Raw data start

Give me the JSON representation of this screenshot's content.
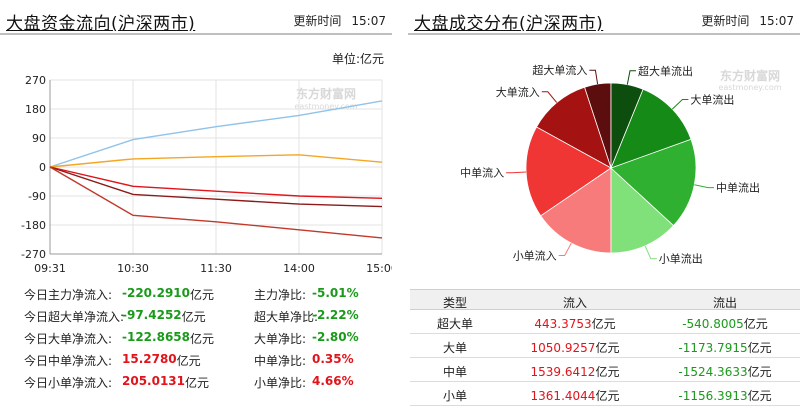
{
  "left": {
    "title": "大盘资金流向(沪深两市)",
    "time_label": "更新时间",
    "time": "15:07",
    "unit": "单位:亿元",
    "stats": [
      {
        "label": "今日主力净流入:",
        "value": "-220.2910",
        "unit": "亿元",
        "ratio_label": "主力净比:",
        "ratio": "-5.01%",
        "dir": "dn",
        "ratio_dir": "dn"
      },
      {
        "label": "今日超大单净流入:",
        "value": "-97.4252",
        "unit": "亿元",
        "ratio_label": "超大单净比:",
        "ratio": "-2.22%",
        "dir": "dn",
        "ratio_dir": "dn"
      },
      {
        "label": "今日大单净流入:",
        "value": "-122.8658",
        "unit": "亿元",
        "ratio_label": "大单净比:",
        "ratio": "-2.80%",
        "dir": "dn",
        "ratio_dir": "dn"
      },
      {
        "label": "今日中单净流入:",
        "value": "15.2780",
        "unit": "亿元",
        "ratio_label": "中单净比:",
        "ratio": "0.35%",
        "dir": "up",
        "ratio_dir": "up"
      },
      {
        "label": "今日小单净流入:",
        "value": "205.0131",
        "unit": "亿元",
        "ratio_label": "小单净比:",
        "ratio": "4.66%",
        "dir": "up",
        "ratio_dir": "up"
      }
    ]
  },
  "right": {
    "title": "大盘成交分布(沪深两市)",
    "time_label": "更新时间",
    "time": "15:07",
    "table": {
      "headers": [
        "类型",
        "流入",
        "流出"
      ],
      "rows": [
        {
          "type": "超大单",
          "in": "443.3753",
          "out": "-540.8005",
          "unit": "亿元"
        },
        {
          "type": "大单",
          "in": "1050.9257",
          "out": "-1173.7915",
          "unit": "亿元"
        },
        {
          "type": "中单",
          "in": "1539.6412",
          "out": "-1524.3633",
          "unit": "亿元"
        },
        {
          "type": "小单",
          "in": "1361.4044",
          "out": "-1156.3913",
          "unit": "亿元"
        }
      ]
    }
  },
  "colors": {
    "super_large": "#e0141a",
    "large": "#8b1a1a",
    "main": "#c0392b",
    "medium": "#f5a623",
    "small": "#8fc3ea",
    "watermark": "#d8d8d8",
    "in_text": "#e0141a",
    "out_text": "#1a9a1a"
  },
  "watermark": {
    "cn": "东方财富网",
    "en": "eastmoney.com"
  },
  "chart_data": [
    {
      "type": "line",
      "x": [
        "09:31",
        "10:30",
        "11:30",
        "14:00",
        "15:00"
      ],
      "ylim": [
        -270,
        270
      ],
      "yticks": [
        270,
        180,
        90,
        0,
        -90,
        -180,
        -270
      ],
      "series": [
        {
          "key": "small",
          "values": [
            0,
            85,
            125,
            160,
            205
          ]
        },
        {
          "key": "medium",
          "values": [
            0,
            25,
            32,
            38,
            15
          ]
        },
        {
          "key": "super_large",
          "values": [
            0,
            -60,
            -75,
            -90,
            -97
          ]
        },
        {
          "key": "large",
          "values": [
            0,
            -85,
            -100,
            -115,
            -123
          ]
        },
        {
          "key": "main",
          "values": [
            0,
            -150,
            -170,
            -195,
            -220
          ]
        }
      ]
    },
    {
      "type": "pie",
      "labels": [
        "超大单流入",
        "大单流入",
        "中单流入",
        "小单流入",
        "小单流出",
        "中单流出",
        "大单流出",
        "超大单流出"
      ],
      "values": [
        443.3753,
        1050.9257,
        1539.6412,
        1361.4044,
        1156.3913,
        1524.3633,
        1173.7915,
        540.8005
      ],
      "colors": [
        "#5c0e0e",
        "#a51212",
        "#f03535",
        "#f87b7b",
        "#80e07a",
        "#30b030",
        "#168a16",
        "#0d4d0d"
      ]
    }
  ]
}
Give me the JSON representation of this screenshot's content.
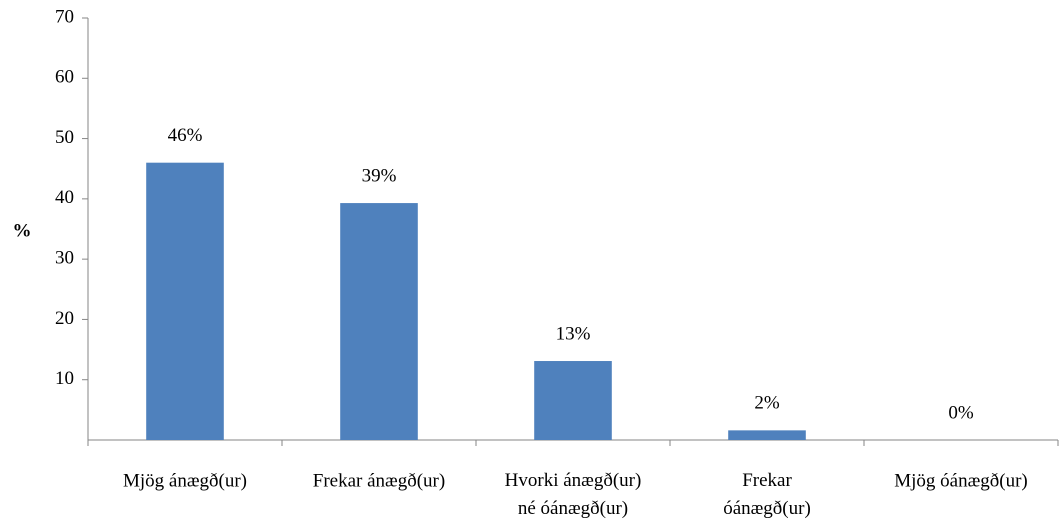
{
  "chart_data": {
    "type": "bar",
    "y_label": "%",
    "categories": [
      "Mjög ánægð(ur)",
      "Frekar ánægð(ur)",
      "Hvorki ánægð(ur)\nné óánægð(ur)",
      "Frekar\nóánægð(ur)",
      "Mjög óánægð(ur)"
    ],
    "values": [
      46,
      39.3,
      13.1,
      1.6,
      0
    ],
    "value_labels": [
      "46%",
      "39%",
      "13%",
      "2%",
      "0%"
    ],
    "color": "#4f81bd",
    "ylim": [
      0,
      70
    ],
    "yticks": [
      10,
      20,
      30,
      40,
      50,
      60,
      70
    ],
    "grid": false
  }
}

Raw data end
Raw data start

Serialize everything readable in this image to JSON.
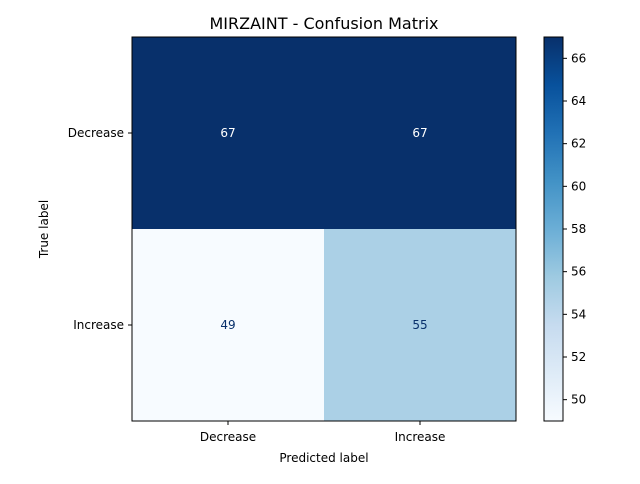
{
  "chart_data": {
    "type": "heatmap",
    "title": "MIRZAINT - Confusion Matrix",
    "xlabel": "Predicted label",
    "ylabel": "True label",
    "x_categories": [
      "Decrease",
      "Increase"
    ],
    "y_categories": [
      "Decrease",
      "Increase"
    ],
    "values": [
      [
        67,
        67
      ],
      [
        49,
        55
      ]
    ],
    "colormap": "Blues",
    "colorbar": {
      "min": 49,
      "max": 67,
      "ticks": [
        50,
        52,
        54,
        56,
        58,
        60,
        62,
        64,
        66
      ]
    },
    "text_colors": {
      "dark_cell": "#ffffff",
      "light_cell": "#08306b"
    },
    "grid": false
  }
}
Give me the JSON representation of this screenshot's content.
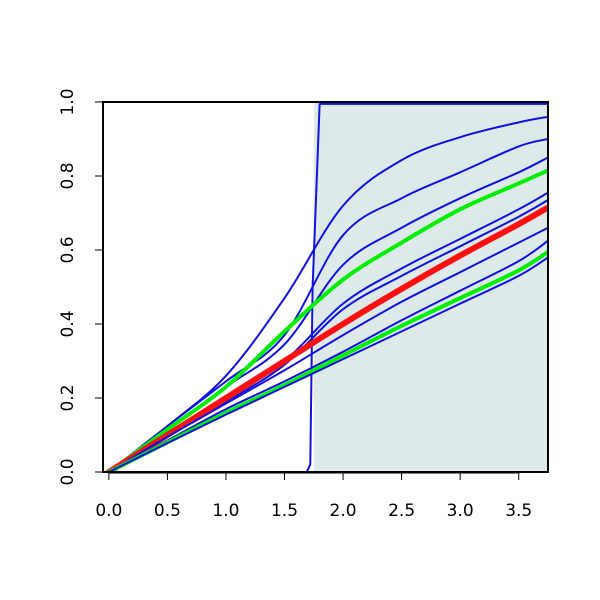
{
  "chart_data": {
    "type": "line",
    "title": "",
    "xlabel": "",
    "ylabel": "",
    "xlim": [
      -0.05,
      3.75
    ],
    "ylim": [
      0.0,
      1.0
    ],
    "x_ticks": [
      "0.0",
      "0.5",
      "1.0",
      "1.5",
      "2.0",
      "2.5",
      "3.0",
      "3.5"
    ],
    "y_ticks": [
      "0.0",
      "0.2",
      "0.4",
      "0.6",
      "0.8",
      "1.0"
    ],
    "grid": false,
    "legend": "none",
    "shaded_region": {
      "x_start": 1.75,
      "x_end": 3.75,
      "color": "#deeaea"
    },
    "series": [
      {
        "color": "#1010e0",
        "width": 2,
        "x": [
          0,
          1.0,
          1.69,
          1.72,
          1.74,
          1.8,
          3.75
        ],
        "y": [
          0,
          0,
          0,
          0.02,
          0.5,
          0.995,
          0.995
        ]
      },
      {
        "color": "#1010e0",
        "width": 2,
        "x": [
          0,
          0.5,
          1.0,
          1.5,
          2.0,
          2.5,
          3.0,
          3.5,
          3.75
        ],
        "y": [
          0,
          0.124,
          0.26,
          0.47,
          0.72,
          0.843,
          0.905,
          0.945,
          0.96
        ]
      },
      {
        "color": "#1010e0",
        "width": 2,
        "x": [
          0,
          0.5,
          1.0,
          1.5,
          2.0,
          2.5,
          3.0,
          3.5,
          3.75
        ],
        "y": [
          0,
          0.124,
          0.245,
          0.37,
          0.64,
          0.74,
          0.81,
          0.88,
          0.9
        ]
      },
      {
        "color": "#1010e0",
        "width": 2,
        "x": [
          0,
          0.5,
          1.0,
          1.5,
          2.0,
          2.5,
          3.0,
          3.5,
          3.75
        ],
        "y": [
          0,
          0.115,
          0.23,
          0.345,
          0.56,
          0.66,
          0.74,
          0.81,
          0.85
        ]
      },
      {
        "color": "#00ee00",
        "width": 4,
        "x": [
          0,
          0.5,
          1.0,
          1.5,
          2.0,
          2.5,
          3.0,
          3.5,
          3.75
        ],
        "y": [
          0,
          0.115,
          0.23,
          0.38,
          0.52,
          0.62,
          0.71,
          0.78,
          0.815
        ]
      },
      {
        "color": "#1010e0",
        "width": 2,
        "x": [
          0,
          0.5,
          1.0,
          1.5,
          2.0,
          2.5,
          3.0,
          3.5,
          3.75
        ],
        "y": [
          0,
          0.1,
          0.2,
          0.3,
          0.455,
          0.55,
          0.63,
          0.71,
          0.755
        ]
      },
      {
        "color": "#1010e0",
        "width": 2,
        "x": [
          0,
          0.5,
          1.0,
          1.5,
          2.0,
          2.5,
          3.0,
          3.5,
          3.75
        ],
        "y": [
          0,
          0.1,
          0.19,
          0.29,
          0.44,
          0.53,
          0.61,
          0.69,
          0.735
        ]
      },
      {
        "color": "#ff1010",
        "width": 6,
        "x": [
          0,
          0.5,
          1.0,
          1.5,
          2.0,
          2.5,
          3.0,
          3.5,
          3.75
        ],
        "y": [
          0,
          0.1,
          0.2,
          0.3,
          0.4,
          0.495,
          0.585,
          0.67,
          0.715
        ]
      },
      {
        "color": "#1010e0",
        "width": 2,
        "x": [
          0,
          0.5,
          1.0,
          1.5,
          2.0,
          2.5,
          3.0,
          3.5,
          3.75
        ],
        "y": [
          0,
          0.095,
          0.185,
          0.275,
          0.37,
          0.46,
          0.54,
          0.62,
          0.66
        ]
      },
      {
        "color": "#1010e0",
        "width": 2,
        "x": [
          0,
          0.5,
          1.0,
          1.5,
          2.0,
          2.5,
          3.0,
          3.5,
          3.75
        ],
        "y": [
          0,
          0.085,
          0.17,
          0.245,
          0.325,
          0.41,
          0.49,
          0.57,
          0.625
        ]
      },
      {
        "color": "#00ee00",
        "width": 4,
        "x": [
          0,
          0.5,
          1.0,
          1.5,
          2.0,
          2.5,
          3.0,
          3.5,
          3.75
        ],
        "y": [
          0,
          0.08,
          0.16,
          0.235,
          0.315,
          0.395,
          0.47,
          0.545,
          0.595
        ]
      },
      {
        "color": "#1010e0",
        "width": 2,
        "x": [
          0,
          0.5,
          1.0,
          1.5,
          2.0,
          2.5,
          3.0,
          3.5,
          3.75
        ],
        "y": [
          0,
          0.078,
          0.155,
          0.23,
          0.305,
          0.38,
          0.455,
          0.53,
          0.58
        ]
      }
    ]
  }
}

Raw data end
Raw data start

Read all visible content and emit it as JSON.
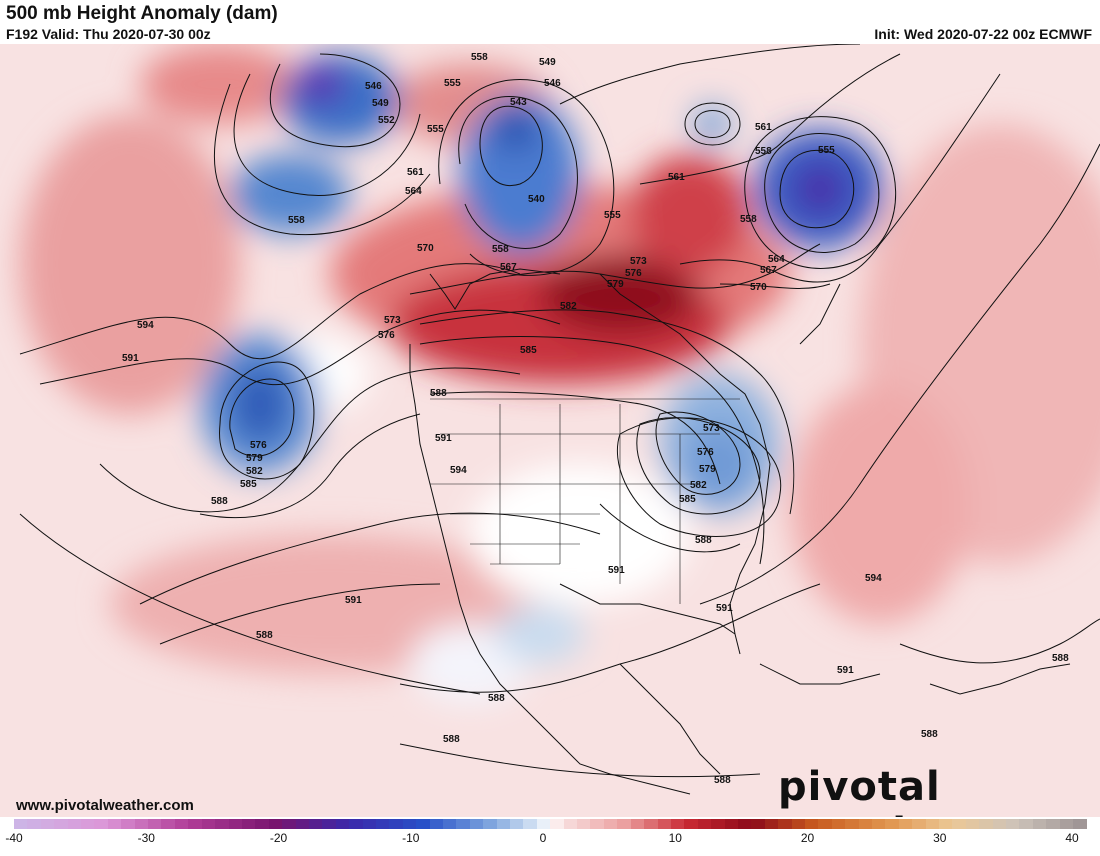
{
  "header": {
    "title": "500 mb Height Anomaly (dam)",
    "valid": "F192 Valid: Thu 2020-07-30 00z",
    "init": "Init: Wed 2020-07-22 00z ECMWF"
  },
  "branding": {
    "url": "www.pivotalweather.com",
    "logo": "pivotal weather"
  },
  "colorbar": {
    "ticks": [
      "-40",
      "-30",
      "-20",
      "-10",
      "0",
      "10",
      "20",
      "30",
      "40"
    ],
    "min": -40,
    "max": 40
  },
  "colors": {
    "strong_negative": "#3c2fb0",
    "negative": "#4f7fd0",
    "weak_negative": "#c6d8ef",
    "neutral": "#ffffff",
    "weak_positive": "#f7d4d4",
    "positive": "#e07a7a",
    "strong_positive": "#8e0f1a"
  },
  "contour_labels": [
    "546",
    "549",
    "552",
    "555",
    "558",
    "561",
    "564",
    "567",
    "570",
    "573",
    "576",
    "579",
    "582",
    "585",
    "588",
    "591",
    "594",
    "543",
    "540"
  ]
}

Raw data end

Instructions to follow
Which lines in the listing above hold the word "type"? Show each of them.

The solution
          "type": "超大单",
          "type": "大单",
          "type": "中单",
          "type": "小单",
      "type": "line",
      "type": "pie",
    "type": "bar",
    "type": "heatmap",
    "type": "line",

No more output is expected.